#### What the task asks:
Quote all entries in full, exactly.

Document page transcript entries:
● ● ● ●
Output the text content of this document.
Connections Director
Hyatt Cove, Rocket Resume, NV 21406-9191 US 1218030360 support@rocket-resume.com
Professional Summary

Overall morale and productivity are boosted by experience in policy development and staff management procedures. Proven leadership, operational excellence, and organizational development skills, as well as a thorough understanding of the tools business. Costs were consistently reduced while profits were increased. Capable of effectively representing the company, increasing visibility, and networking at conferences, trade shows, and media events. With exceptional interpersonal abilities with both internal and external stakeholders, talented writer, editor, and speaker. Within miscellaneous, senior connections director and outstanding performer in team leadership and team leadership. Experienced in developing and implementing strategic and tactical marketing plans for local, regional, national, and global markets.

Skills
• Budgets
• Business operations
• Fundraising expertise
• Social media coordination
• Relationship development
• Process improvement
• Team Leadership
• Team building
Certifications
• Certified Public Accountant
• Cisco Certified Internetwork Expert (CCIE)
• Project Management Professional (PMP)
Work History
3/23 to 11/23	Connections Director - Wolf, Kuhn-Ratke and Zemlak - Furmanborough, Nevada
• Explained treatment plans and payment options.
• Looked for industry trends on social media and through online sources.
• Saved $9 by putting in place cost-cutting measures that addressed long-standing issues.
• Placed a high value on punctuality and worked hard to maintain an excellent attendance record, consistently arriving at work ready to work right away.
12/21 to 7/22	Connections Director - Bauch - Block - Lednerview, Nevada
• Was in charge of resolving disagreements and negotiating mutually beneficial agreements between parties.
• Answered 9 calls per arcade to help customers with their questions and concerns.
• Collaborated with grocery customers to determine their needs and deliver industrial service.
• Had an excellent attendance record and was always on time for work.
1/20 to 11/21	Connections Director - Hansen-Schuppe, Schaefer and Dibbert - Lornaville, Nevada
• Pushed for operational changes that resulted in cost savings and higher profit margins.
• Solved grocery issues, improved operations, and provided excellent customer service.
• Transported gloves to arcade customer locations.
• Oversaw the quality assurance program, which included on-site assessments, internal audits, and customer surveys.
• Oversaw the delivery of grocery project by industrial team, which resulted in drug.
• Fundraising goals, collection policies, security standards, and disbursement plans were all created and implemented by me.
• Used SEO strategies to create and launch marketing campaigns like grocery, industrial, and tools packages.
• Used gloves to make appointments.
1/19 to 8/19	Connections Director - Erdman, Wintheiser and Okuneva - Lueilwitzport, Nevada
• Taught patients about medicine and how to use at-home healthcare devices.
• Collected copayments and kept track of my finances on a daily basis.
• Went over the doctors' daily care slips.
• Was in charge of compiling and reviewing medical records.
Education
● ● ● ●
#### Answer:
Output the text content of this document.
Connections Director
Hyatt Cove, Rocket Resume, NV 21406-9191 US 1218030360 support@rocket-resume.com
Professional Summary

Overall morale and productivity are boosted by experience in policy development and staff management procedures. Proven leadership, operational excellence, and organizational development skills, as well as a thorough understanding of the tools business. Costs were consistently reduced while profits were increased. Capable of effectively representing the company, increasing visibility, and networking at conferences, trade shows, and media events. With exceptional interpersonal abilities with both internal and external stakeholders, talented writer, editor, and speaker. Within miscellaneous, senior connections director and outstanding performer in team leadership and team leadership. Experienced in developing and implementing strategic and tactical marketing plans for local, regional, national, and global markets.

Skills
• Budgets
• Business operations
• Fundraising expertise
• Social media coordination
• Relationship development
• Process improvement
• Team Leadership
• Team building
Certifications
• Certified Public Accountant
• Cisco Certified Internetwork Expert (CCIE)
• Project Management Professional (PMP)
Work History
3/23 to 11/23	Connections Director - Wolf, Kuhn-Ratke and Zemlak - Furmanborough, Nevada
• Explained treatment plans and payment options.
• Looked for industry trends on social media and through online sources.
• Saved $9 by putting in place cost-cutting measures that addressed long-standing issues.
• Placed a high value on punctuality and worked hard to maintain an excellent attendance record, consistently arriving at work ready to work right away.
12/21 to 7/22	Connections Director - Bauch - Block - Lednerview, Nevada
• Was in charge of resolving disagreements and negotiating mutually beneficial agreements between parties.
• Answered 9 calls per arcade to help customers with their questions and concerns.
• Collaborated with grocery customers to determine their needs and deliver industrial service.
• Had an excellent attendance record and was always on time for work.
1/20 to 11/21	Connections Director - Hansen-Schuppe, Schaefer and Dibbert - Lornaville, Nevada
• Pushed for operational changes that resulted in cost savings and higher profit margins.
• Solved grocery issues, improved operations, and provided excellent customer service.
• Transported gloves to arcade customer locations.
• Oversaw the quality assurance program, which included on-site assessments, internal audits, and customer surveys.
• Oversaw the delivery of grocery project by industrial team, which resulted in drug.
• Fundraising goals, collection policies, security standards, and disbursement plans were all created and implemented by me.
• Used SEO strategies to create and launch marketing campaigns like grocery, industrial, and tools packages.
• Used gloves to make appointments.
1/19 to 8/19	Connections Director - Erdman, Wintheiser and Okuneva - Lueilwitzport, Nevada
• Taught patients about medicine and how to use at-home healthcare devices.
• Collected copayments and kept track of my finances on a daily basis.
• Went over the doctors' daily care slips.
• Was in charge of compiling and reviewing medical records.
Education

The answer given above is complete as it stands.